→ Data entries for graphics
## begin

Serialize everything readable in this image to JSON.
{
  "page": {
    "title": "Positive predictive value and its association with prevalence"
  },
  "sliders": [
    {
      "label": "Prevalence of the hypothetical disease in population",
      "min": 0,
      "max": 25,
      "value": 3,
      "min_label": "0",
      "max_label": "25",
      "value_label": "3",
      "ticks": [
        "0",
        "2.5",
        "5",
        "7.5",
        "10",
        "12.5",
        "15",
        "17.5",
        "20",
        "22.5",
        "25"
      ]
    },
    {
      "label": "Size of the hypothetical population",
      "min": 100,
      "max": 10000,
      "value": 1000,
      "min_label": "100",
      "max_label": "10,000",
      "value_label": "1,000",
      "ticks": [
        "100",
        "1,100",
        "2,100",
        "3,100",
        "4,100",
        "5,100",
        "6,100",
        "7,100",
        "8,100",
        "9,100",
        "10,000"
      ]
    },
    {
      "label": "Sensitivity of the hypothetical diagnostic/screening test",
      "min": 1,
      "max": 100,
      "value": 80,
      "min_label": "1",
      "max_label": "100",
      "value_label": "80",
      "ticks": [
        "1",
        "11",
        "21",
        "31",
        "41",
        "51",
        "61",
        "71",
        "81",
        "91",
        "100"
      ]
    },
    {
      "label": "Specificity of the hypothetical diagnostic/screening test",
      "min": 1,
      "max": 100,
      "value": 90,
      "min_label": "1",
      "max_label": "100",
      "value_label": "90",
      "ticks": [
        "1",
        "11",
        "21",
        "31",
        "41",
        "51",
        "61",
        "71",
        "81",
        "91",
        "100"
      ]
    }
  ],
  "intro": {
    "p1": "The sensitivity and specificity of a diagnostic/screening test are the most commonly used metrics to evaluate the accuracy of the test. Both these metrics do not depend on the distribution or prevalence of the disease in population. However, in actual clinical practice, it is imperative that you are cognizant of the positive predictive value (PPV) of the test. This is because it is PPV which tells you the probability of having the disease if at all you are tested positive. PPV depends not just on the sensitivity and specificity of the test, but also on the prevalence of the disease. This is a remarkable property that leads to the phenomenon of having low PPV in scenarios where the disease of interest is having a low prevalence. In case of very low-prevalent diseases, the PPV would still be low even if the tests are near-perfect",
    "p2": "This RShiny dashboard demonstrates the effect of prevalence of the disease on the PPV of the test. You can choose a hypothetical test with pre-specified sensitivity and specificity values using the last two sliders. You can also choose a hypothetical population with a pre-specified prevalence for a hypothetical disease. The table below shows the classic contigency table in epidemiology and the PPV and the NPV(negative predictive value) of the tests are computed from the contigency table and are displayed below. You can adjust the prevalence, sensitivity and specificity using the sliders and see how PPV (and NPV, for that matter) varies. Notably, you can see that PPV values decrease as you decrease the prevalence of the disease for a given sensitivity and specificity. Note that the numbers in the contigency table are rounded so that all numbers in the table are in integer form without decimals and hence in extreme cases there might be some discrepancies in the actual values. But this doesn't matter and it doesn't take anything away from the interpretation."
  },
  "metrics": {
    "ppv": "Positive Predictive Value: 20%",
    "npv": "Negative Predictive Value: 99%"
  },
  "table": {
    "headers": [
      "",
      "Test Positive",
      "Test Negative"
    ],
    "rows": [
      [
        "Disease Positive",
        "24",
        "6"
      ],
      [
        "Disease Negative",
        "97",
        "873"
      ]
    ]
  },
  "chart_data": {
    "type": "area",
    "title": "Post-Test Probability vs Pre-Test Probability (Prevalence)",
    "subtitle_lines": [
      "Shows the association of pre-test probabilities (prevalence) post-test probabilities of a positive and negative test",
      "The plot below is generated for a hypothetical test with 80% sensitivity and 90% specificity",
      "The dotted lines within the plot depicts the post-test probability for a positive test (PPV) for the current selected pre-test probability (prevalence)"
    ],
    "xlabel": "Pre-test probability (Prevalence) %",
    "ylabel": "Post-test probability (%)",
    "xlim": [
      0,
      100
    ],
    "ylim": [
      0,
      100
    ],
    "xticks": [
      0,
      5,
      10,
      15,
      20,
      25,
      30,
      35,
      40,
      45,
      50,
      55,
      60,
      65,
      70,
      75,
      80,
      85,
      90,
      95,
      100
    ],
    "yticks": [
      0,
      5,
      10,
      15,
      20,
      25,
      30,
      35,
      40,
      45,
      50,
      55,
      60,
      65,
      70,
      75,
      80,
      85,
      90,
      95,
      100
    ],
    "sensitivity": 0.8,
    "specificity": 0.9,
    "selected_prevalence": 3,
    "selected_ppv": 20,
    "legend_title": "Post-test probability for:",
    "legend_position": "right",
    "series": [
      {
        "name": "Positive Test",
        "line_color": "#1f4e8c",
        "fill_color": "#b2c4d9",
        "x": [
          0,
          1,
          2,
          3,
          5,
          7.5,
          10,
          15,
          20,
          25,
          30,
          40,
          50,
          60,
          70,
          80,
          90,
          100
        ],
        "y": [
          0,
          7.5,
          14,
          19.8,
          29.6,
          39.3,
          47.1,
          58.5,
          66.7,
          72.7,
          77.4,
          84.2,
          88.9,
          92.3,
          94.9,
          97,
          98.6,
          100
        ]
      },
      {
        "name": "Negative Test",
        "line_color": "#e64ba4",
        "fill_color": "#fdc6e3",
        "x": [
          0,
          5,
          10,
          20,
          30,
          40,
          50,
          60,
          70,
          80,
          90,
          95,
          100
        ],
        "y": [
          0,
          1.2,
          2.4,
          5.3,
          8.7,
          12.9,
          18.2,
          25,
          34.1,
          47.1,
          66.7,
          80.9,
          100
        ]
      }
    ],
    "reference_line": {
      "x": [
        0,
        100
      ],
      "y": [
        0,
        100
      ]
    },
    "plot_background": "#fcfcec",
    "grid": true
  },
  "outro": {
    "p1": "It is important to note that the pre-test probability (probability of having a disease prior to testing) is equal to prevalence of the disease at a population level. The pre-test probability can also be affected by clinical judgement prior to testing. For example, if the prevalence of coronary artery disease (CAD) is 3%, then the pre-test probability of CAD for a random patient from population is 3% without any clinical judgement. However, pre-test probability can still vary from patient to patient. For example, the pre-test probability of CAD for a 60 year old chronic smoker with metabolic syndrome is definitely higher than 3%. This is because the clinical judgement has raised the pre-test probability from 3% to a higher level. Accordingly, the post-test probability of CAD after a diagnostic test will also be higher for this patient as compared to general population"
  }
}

## end

→ GIVEN EXERCISE
Find how many lines in the listing hold "name", and reply with that number only.

→ RESULT FOR THIS TASK
2